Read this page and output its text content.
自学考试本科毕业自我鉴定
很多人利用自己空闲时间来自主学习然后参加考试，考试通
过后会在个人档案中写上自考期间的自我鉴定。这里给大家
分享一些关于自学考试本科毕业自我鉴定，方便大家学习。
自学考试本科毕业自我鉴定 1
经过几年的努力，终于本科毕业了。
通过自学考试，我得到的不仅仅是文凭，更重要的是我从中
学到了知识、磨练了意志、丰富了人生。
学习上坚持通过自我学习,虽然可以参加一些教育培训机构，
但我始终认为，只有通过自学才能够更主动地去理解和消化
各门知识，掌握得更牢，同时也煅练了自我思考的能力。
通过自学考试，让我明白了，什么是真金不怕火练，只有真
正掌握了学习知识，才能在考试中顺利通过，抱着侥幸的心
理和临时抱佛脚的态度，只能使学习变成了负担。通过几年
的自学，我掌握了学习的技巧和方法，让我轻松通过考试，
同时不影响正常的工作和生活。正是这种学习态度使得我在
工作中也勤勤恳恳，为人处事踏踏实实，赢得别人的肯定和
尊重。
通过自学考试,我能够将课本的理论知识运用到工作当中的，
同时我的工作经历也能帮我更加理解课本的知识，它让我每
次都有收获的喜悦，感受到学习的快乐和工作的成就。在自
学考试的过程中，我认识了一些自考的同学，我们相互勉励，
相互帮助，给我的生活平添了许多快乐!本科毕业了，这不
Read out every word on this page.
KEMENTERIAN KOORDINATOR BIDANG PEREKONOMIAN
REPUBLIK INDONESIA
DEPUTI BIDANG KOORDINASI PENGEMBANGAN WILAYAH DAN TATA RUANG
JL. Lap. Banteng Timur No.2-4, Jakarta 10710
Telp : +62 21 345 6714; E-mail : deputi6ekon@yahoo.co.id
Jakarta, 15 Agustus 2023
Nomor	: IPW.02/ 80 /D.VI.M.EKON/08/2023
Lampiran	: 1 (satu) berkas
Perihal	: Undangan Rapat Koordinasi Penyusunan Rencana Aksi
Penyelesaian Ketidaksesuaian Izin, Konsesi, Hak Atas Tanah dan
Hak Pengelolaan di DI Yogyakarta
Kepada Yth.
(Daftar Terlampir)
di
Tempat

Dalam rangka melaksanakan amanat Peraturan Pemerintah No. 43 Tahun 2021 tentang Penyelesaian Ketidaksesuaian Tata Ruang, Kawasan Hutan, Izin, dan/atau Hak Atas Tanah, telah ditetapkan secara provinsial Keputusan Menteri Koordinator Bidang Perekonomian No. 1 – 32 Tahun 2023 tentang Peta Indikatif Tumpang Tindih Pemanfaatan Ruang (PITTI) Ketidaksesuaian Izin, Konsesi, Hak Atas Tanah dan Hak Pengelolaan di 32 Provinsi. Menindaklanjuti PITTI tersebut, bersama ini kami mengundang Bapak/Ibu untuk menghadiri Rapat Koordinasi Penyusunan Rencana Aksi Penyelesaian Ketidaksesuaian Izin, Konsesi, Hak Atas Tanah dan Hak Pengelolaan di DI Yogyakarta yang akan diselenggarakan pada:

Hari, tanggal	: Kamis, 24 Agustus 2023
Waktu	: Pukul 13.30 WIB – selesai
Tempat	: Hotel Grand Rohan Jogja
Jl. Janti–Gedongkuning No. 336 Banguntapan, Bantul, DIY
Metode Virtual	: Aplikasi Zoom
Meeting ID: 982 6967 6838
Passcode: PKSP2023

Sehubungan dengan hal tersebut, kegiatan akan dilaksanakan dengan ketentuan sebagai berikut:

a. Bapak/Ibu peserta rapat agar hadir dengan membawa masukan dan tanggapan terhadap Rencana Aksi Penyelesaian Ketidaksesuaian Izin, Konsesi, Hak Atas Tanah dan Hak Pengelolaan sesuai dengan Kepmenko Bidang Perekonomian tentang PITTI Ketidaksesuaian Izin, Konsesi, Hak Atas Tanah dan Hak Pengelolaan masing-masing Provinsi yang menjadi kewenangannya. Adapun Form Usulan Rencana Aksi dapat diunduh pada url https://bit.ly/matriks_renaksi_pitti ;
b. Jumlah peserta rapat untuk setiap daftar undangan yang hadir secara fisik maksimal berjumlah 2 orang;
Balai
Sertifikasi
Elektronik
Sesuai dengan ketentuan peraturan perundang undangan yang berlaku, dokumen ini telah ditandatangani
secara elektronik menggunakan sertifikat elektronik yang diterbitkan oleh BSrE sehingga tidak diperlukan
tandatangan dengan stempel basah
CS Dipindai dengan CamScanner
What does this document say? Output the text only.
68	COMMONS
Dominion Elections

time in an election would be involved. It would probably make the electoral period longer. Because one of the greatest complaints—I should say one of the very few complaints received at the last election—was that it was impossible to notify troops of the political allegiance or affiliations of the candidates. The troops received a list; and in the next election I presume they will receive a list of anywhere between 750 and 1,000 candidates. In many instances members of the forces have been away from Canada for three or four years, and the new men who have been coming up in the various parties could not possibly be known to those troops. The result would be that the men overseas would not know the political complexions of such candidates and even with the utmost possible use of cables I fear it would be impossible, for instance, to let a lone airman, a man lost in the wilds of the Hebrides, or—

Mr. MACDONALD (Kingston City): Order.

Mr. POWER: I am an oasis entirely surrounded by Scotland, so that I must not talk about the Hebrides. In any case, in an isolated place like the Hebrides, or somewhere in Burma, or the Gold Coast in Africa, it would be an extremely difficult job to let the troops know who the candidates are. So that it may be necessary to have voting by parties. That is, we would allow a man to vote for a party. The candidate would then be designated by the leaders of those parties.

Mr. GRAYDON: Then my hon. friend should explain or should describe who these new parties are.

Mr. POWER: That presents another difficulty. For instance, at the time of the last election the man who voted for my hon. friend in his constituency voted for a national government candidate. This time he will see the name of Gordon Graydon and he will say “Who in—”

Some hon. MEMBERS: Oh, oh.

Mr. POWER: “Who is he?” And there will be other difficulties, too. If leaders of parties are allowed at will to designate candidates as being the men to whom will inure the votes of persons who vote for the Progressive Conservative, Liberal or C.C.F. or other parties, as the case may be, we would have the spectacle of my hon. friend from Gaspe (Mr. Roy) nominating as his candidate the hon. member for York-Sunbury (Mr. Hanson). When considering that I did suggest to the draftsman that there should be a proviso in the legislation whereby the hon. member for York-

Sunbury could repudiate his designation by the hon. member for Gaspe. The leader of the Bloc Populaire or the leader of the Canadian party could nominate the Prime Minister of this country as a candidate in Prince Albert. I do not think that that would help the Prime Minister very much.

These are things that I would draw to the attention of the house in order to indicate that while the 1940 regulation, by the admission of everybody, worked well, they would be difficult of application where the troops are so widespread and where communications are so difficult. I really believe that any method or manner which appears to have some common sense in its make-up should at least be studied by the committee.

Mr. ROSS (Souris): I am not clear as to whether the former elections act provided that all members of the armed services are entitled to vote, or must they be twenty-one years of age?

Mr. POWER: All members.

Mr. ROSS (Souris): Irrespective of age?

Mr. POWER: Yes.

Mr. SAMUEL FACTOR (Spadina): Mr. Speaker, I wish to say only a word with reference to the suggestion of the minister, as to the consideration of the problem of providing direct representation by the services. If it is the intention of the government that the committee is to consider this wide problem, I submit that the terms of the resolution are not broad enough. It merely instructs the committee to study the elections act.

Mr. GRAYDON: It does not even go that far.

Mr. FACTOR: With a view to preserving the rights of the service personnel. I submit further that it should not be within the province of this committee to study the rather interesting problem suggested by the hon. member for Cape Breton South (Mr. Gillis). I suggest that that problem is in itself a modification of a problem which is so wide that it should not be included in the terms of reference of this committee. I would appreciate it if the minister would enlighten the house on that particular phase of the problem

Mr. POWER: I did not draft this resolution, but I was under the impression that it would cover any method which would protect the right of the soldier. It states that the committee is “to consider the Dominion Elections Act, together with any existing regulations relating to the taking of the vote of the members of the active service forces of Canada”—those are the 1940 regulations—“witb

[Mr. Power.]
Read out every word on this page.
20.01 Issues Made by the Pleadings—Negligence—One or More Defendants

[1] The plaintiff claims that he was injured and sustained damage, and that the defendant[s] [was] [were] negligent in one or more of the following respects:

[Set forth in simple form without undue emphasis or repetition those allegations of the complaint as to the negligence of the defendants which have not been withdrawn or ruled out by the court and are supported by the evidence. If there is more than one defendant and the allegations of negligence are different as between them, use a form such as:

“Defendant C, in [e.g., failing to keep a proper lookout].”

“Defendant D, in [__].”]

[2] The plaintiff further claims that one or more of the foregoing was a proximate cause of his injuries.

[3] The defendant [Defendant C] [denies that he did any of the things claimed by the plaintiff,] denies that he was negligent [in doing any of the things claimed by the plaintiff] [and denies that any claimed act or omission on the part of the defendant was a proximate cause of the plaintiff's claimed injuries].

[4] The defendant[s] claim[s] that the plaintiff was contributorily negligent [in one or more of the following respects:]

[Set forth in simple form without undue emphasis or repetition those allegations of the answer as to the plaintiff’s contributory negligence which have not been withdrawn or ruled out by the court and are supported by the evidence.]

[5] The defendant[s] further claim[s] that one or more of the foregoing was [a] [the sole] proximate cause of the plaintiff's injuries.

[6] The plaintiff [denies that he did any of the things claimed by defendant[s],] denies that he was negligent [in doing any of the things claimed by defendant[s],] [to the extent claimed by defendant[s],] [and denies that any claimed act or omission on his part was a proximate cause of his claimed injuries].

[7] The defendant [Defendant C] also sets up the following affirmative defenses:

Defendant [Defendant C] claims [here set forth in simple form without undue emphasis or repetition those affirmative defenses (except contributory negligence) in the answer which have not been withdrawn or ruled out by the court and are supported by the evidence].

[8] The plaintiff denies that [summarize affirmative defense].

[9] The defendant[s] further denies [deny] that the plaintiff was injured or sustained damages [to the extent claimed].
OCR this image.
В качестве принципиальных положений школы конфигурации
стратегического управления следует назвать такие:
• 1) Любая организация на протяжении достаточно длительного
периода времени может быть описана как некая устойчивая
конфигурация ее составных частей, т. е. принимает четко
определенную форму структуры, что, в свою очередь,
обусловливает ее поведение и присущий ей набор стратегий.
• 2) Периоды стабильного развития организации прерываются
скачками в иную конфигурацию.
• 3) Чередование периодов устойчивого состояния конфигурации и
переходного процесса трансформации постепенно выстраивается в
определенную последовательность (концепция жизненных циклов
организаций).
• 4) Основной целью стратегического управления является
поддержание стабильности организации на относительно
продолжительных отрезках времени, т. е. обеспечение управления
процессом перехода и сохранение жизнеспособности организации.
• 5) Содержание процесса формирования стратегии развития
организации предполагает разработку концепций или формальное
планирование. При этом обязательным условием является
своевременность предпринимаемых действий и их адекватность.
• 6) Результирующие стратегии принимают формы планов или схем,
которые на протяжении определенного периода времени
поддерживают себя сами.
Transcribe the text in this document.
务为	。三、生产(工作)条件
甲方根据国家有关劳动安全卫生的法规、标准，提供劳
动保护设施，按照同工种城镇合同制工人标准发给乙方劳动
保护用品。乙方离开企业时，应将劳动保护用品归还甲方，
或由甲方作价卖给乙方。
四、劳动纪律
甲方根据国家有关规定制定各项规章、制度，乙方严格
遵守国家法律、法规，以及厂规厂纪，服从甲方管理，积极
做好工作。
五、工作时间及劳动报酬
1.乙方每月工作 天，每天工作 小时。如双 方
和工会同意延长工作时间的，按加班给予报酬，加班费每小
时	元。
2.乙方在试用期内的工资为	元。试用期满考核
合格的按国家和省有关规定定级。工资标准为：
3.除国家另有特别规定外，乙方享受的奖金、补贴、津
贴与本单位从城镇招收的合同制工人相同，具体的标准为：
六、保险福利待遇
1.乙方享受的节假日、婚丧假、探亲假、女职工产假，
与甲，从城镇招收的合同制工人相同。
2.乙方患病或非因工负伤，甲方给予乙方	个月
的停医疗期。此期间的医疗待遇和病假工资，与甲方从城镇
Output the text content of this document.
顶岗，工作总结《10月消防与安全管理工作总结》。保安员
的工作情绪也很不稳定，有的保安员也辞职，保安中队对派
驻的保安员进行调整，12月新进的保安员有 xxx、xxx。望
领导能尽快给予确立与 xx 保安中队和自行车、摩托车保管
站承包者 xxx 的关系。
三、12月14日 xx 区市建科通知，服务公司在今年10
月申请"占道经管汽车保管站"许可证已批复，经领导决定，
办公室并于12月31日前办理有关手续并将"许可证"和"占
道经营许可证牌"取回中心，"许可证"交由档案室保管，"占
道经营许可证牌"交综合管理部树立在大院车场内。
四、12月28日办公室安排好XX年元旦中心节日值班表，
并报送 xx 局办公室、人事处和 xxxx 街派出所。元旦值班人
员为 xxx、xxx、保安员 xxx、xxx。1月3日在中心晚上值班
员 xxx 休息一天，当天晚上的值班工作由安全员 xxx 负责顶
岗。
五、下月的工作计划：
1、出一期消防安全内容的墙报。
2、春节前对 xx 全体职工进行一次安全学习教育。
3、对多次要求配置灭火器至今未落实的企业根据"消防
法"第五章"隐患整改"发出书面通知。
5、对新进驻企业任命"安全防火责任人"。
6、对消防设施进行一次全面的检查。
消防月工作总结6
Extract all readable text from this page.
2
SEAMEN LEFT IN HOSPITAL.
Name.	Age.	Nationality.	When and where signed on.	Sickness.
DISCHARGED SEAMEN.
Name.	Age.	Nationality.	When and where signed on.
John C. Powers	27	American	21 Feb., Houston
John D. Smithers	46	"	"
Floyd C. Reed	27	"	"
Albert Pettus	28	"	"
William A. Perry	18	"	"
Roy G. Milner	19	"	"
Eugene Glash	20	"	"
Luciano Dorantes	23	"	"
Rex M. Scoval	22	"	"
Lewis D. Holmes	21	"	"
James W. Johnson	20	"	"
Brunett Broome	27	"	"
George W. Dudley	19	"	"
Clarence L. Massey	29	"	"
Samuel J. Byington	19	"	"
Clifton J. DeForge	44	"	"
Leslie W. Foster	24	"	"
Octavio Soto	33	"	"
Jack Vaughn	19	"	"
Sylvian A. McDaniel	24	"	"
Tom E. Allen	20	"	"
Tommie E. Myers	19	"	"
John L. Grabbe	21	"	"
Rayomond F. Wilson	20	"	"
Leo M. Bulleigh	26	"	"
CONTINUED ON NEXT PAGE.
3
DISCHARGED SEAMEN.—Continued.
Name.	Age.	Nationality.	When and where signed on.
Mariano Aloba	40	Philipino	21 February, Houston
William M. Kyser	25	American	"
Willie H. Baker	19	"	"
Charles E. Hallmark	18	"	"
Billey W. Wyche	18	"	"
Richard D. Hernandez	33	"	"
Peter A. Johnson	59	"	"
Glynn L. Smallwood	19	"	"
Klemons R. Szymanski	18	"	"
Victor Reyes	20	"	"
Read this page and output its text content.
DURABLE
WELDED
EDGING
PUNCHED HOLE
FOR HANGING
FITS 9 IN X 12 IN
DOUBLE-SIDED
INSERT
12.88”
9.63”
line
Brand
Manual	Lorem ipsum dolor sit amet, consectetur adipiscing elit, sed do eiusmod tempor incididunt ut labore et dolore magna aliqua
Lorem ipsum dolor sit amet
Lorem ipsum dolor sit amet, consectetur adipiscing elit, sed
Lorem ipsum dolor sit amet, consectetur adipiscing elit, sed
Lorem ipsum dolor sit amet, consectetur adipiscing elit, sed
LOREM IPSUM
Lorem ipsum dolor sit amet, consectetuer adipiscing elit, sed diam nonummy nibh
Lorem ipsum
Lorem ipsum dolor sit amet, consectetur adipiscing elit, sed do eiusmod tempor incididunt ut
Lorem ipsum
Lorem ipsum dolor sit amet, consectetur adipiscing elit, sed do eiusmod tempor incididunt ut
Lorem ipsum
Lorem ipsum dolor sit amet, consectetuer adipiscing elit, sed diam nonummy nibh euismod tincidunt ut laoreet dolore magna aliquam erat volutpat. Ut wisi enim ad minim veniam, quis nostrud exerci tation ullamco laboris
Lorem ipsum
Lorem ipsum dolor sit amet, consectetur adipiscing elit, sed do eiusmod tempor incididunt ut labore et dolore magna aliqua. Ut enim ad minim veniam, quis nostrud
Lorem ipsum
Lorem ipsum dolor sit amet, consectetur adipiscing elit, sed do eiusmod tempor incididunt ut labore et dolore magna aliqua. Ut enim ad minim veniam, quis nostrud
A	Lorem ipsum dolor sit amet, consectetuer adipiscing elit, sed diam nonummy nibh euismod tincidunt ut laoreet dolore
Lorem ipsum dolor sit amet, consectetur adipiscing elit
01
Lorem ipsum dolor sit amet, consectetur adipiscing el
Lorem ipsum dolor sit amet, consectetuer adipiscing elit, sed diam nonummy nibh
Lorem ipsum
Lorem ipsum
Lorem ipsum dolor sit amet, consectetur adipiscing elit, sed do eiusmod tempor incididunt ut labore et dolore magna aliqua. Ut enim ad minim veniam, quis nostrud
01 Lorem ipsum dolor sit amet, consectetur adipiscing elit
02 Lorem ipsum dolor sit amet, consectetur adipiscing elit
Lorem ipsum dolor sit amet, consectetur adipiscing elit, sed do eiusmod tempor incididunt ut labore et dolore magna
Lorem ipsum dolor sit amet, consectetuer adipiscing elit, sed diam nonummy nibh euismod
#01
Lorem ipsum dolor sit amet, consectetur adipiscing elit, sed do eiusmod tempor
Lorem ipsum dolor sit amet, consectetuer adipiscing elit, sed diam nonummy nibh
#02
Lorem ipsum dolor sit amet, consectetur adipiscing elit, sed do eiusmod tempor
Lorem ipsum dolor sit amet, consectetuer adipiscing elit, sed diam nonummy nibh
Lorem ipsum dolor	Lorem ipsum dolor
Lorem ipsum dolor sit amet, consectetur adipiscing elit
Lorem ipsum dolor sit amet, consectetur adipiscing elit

• _EXERCISE AIM_
Copy every line above that holds the word "dolore".

• _IN RESPONSE_
Manual	Lorem ipsum dolor sit amet, consectetur adipiscing elit, sed do eiusmod tempor incididunt ut labore et dolore magna aliqua
Lorem ipsum dolor sit amet, consectetuer adipiscing elit, sed diam nonummy nibh euismod tincidunt ut laoreet dolore magna aliquam erat volutpat. Ut wisi enim ad minim veniam, quis nostrud exerci tation ullamco laboris
Lorem ipsum dolor sit amet, consectetur adipiscing elit, sed do eiusmod tempor incididunt ut labore et dolore magna aliqua. Ut enim ad minim veniam, quis nostrud
Lorem ipsum dolor sit amet, consectetur adipiscing elit, sed do eiusmod tempor incididunt ut labore et dolore magna aliqua. Ut enim ad minim veniam, quis nostrud
A	Lorem ipsum dolor sit amet, consectetuer adipiscing elit, sed diam nonummy nibh euismod tincidunt ut laoreet dolore
Lorem ipsum dolor sit amet, consectetur adipiscing elit, sed do eiusmod tempor incididunt ut labore et dolore magna aliqua. Ut enim ad minim veniam, quis nostrud
Lorem ipsum dolor sit amet, consectetur adipiscing elit, sed do eiusmod tempor incididunt ut labore et dolore magna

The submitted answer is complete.